[Quoted text]
* START *
Non-performing assets to loans plus foreclosed property

 

 

0.24

 

 

0.22

 

Non-performing assets to total assets

 

 

0.20

 

 

0.18

 

The increase in nonperforming loans during the first six months of 2005 consists of a $539,000 credit that is secured by a first mortgage on a commercial property and a $300,000 credit to a manufacturer.  The increase was partially offset by a motel property that was foreclosed and sold during the first quarter of 2005.  Five other borrowers represent the remainder.

Noninterest Income

Noninterest income primarily consists of fees and service charges on deposit accounts, Wealth Management fee income and to a lesser extent, gains on sales of mortgage loans.  Noninterest income was $2.2 million for the three months ended June 30, 2005, compared to $1.8 million for the same period in 2004.  Driving this improvement was a 42% increase in Wealth Management income from $1.0 million for second quarter of 2004 to $1.5 million for the same quarter of 2005.  This increase was the result of both increased assets under administration and a more favorable mix of managed versus custodial assets.  Assets under administration in Enterprise Trust were $1.5 billion at June 30, 2005 versus $1.2 billion at June 30, 2004.  Service charges on deposit accounts of $537,000 were basically unchanged in the second quarter of 2005 compared to the same quarter in 2004.  This is due to a rising earnings crediting rate on commercial accounts which is offset by increased account activity.
* END *
[Given data]
* START *
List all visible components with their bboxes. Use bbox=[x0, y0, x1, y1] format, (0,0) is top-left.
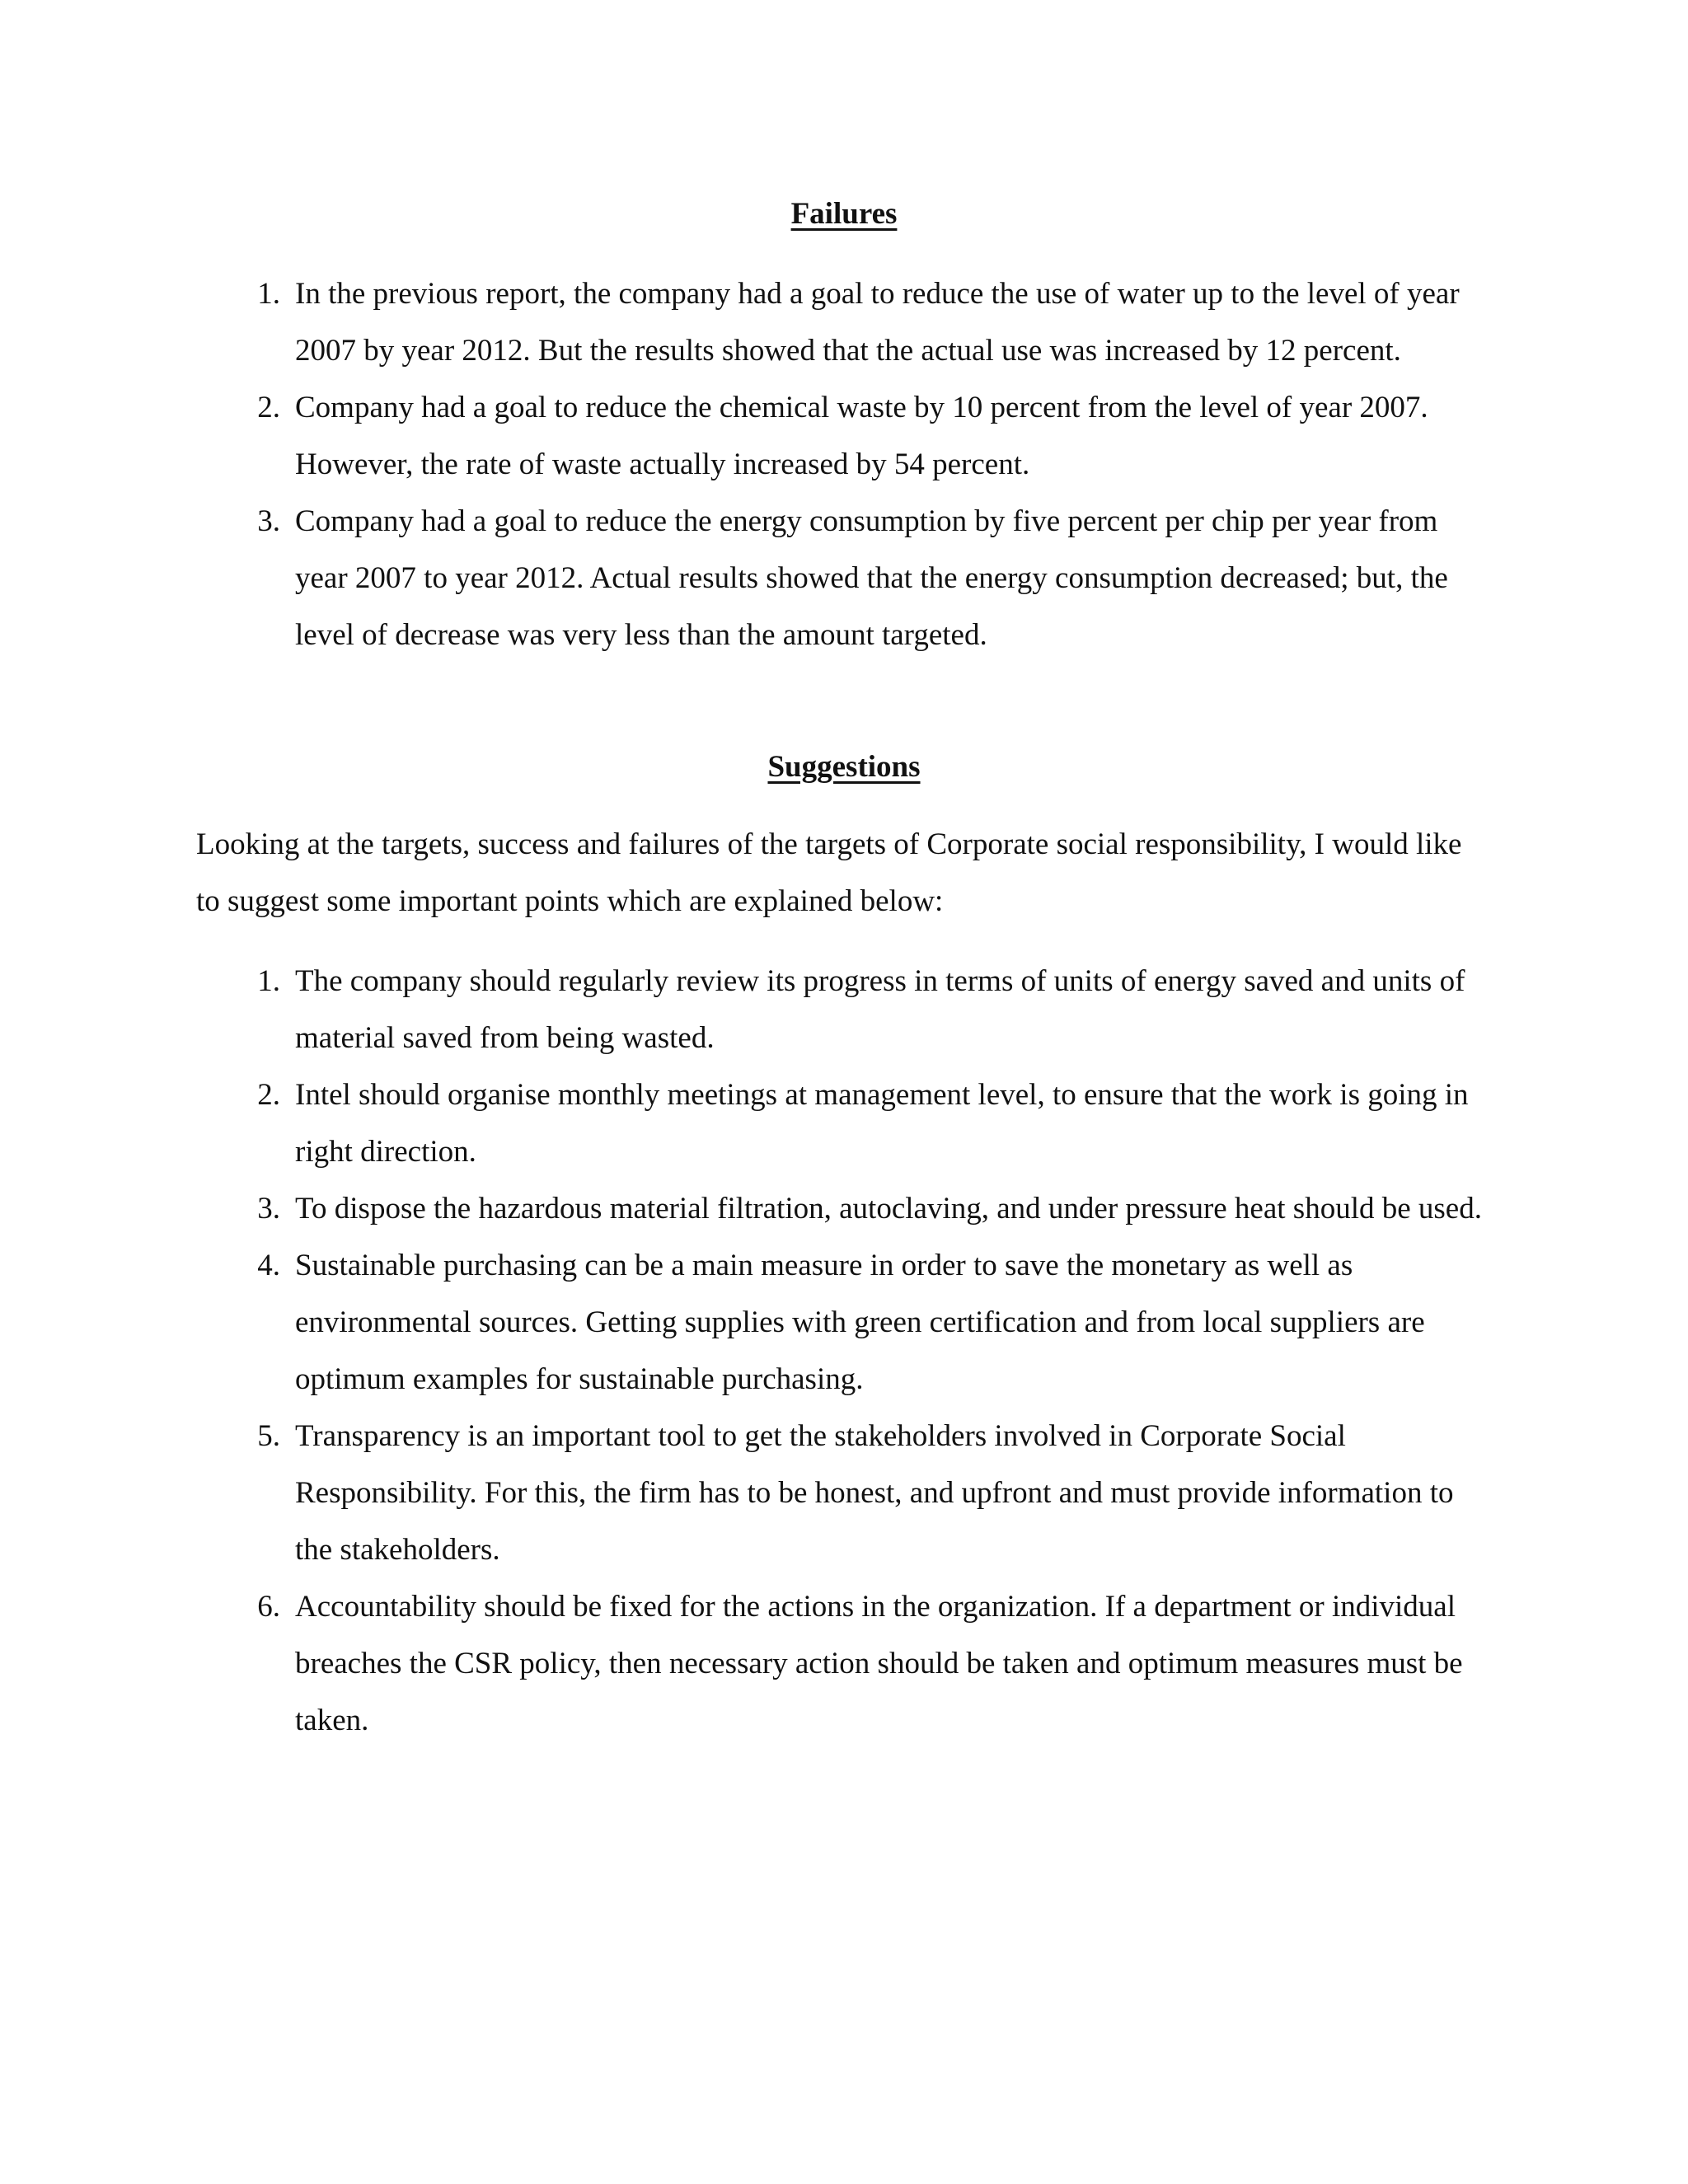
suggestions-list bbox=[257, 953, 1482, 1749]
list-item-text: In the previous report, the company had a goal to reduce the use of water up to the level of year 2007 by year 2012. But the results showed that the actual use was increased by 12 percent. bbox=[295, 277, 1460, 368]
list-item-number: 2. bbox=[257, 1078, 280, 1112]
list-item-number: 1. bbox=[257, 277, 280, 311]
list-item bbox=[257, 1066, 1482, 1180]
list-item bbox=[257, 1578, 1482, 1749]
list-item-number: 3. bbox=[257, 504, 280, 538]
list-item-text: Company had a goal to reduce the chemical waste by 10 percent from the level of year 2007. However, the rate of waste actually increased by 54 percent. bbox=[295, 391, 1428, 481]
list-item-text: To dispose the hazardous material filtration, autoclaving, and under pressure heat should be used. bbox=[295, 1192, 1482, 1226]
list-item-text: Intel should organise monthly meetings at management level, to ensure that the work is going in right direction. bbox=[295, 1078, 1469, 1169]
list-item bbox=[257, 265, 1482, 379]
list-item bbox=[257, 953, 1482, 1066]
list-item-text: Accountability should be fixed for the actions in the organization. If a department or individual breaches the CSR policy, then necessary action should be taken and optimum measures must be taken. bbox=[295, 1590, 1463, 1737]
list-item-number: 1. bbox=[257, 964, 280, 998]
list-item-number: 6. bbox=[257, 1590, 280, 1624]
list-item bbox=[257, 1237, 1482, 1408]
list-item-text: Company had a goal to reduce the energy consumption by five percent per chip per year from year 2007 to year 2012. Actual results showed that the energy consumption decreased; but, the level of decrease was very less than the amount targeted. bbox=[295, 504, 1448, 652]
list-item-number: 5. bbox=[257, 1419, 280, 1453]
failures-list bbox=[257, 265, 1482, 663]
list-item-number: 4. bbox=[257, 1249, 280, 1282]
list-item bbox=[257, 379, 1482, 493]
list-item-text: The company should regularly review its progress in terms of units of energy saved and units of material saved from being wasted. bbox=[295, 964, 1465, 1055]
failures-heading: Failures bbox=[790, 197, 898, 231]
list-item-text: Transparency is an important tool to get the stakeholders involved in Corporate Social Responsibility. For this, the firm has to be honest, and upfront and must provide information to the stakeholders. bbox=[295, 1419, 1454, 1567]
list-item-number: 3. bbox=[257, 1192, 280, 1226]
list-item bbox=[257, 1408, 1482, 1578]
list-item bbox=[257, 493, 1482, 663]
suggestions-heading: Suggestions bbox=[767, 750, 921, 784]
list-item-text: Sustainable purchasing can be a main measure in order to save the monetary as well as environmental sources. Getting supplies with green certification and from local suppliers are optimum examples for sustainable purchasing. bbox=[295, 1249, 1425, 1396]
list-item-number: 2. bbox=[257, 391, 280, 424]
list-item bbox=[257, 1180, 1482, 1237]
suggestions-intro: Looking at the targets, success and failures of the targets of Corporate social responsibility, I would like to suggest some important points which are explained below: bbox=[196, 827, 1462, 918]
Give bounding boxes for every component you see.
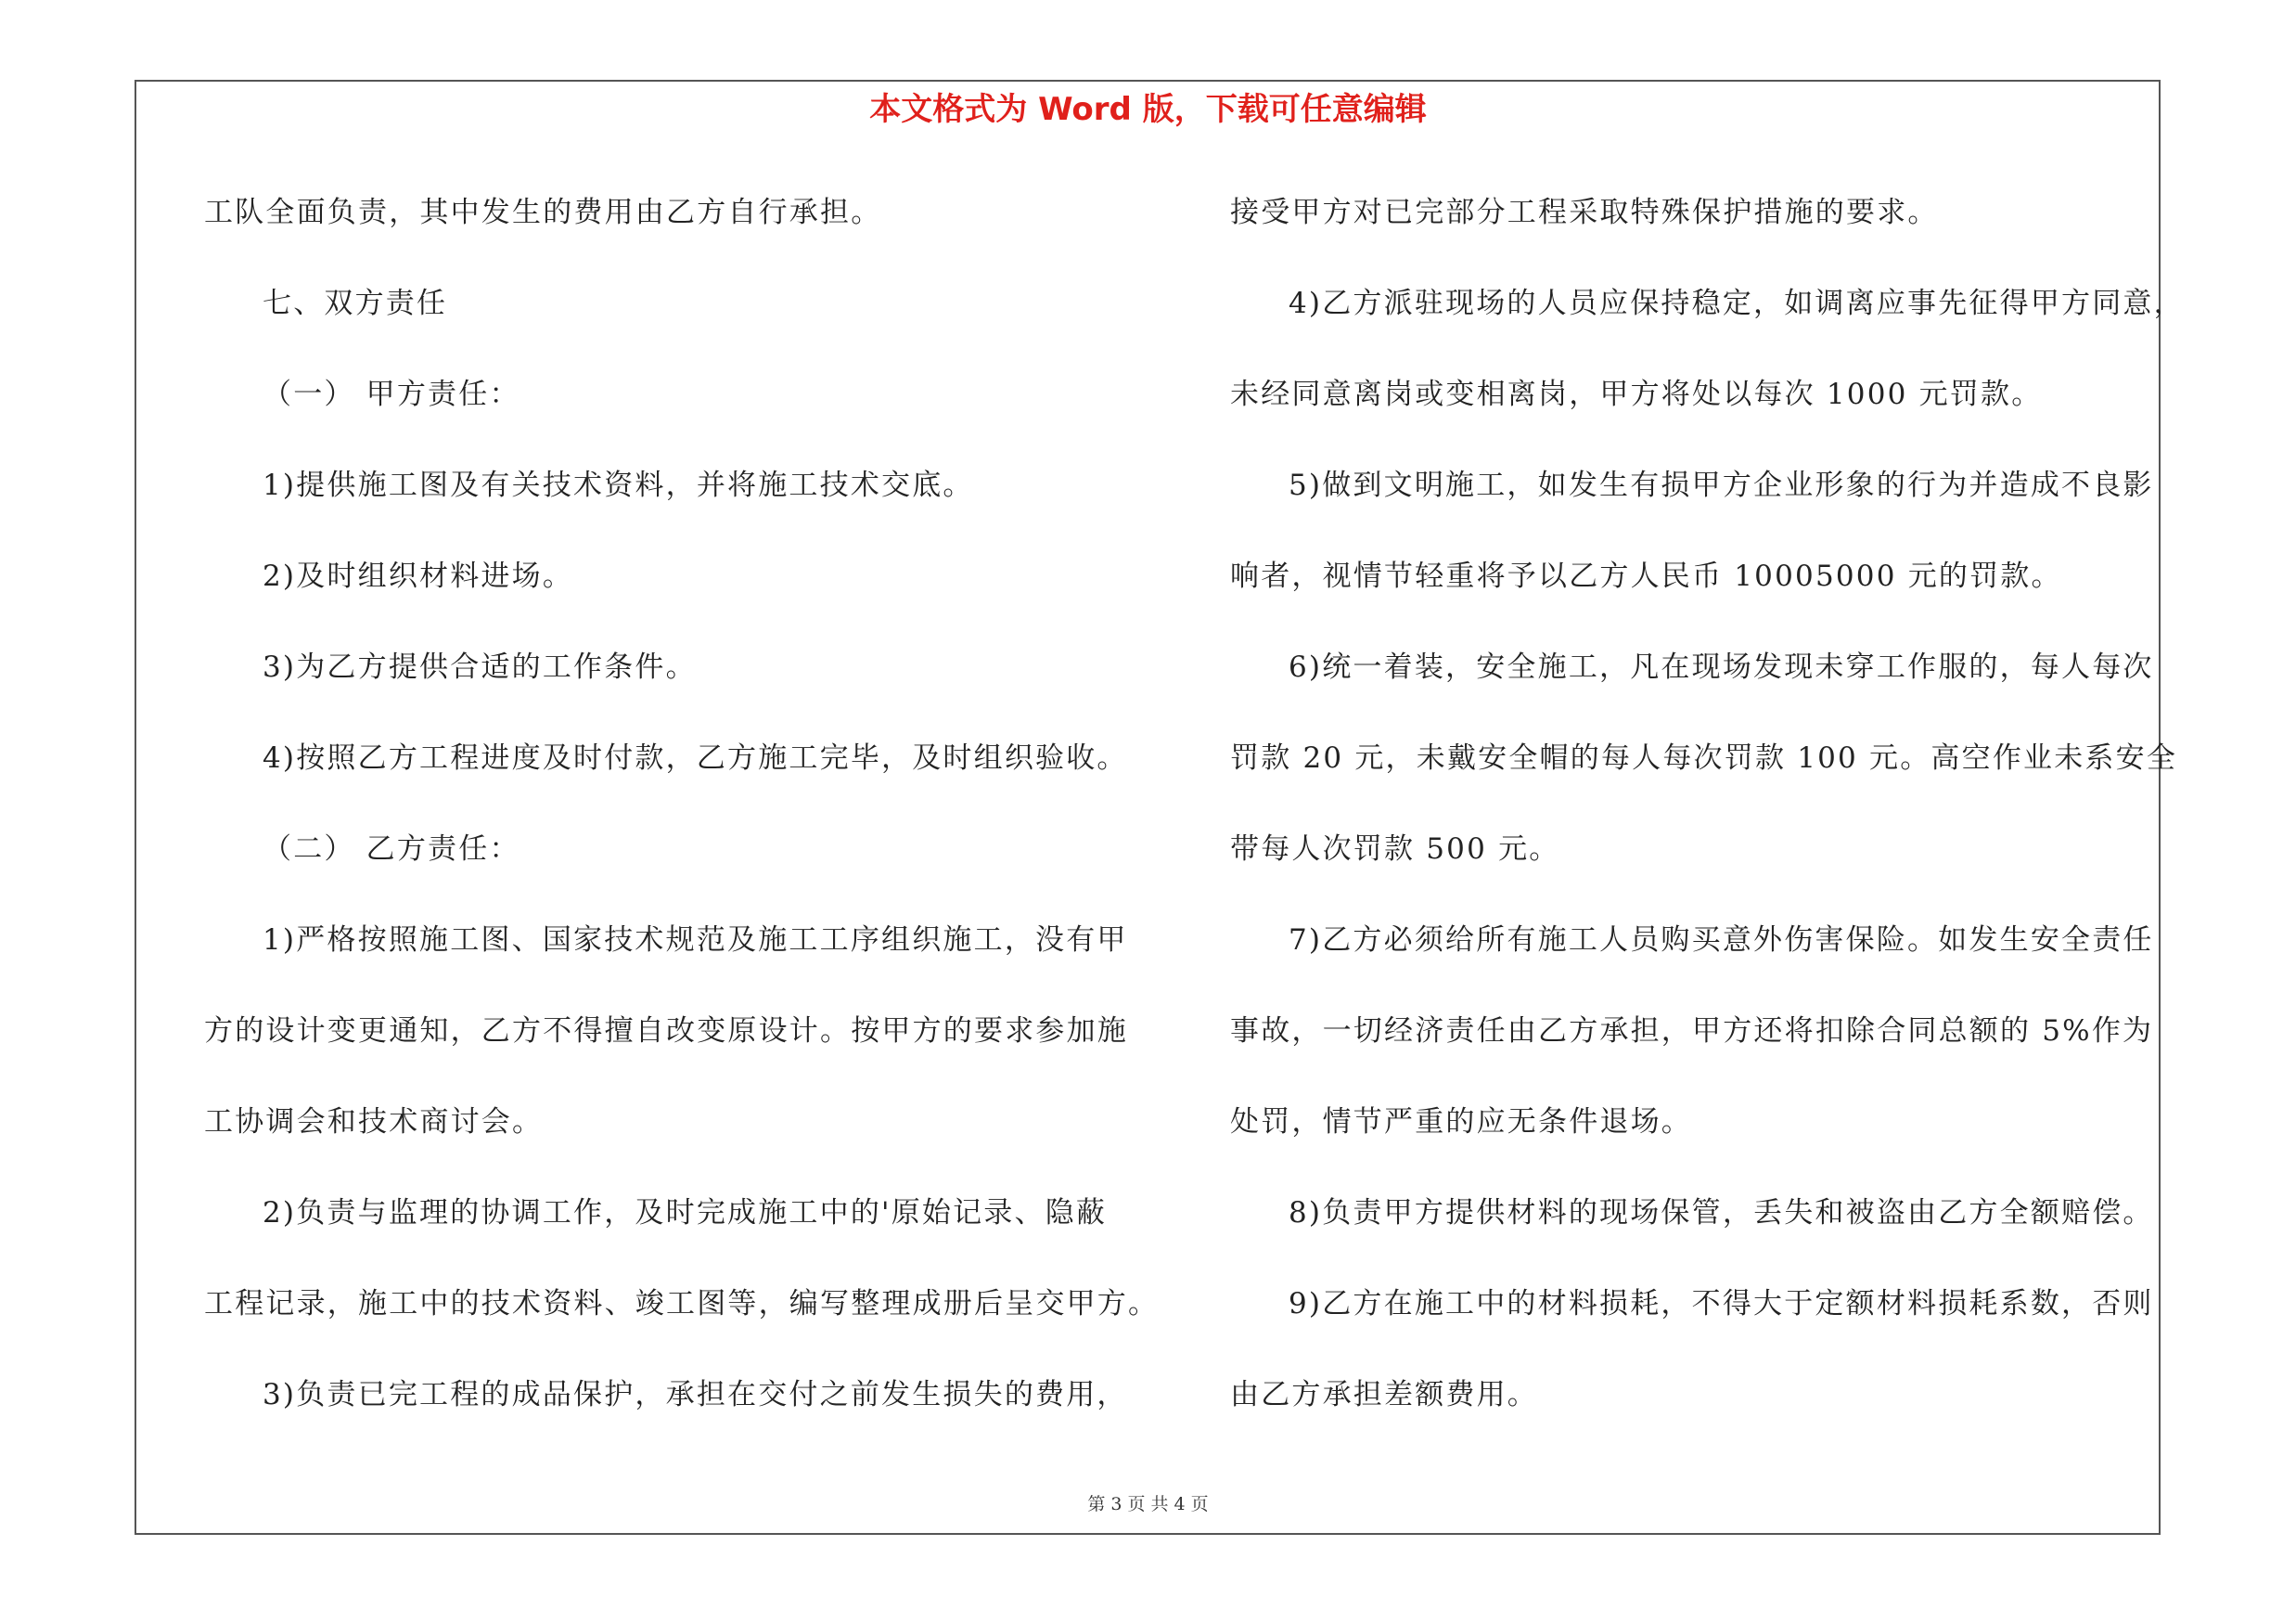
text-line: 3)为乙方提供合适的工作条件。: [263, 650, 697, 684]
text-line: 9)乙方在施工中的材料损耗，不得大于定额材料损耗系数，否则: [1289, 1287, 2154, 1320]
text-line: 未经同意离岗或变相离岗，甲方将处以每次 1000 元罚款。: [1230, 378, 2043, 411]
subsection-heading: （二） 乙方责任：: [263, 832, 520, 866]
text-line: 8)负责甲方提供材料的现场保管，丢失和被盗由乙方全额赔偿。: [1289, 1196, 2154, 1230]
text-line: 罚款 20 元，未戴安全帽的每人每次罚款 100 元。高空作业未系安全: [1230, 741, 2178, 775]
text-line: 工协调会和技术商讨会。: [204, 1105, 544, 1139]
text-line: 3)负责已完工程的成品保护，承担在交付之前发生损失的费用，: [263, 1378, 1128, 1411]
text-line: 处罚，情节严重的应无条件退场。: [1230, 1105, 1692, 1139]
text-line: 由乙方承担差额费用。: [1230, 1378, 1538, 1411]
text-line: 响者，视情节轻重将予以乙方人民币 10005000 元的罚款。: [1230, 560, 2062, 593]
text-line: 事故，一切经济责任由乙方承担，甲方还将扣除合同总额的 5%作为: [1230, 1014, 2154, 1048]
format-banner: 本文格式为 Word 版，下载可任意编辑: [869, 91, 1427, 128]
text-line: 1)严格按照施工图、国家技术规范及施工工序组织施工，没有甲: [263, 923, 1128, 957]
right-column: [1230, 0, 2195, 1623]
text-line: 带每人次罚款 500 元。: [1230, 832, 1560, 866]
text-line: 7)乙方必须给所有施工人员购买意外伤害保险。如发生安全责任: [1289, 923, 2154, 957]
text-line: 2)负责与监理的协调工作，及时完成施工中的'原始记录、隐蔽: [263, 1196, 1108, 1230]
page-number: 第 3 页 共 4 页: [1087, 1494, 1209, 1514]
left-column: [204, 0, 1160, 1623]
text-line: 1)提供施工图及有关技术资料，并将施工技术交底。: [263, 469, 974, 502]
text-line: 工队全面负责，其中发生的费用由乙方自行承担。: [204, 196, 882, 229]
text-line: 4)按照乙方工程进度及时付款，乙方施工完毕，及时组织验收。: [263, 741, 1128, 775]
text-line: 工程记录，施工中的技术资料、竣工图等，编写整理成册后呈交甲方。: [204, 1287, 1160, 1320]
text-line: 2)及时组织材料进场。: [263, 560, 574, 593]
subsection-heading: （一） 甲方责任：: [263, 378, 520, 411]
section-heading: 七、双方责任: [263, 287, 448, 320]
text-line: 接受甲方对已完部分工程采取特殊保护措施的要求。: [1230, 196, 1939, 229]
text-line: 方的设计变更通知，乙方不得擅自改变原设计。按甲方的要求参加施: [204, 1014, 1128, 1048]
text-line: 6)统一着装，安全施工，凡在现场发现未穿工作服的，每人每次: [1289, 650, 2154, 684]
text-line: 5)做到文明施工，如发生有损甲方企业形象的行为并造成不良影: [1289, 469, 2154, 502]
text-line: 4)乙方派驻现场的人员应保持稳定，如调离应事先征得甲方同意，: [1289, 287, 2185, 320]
* END *
[Problems to work on]
A – Answer these questions from the quoted text on nonperforming assets and noninterest income:
(i) How large was the credit secured by a first mortgage on a commercial property?
(ii) What were assets under administration in Enterprise Trust at June 30, 2005?
(iii) By what percentage did Wealth Management income rise from the second quarter of 2004 to the same quarter of 2005?
B – Put the rows from the line with "suggestions-list bbox=[257, 953, 1482, 1749]" up to and including the line with "list-item-text: Company had a goal to reduce the chemical" into a JSON list of strings, one string per line.

[Answers for the exercise]
A –
(i) $539,000
(ii) $1.5 billion
(iii) 42%

B –
[
  "suggestions-list bbox=[257, 953, 1482, 1749]",
  "list-item-text: In the previous report, the company had a goal to reduce the use of water up to the level of year 2007 by year 2012. But the results showed that the actual use was increased by 12 percent. bbox=[295, 277, 1460, 368]",
  "list-item-number: 2. bbox=[257, 1078, 280, 1112]",
  "list-item-number: 1. bbox=[257, 277, 280, 311]",
  "list-item bbox=[257, 1066, 1482, 1180]",
  "list-item bbox=[257, 1578, 1482, 1749]",
  "list-item-number: 3. bbox=[257, 504, 280, 538]",
  "list-item-text: Company had a goal to reduce the chemical waste by 10 percent from the level of year 2007. However, the rate of waste actually increased by 54 percent. bbox=[295, 391, 1428, 481]"
]